Records about charts and figures:
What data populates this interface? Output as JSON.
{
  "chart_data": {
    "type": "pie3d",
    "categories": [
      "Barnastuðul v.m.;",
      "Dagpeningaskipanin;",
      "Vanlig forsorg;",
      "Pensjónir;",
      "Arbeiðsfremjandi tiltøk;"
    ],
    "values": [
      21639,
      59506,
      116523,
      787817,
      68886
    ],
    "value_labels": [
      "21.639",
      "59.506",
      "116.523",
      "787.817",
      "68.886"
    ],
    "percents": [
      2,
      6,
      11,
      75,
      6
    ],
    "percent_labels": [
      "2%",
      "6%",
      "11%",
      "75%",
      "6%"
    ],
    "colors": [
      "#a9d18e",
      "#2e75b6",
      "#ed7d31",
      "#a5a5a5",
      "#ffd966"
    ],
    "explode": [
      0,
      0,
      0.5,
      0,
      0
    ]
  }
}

Task statement: Repeat all entries. Match them exactly.

Expected answer:
What data populates this interface? Output as JSON.
{
  "chart_data": {
    "type": "pie3d",
    "categories": [
      "Barnastuðul v.m.;",
      "Dagpeningaskipanin;",
      "Vanlig forsorg;",
      "Pensjónir;",
      "Arbeiðsfremjandi tiltøk;"
    ],
    "values": [
      21639,
      59506,
      116523,
      787817,
      68886
    ],
    "value_labels": [
      "21.639",
      "59.506",
      "116.523",
      "787.817",
      "68.886"
    ],
    "percents": [
      2,
      6,
      11,
      75,
      6
    ],
    "percent_labels": [
      "2%",
      "6%",
      "11%",
      "75%",
      "6%"
    ],
    "colors": [
      "#a9d18e",
      "#2e75b6",
      "#ed7d31",
      "#a5a5a5",
      "#ffd966"
    ],
    "explode": [
      0,
      0,
      0.5,
      0,
      0
    ]
  }
}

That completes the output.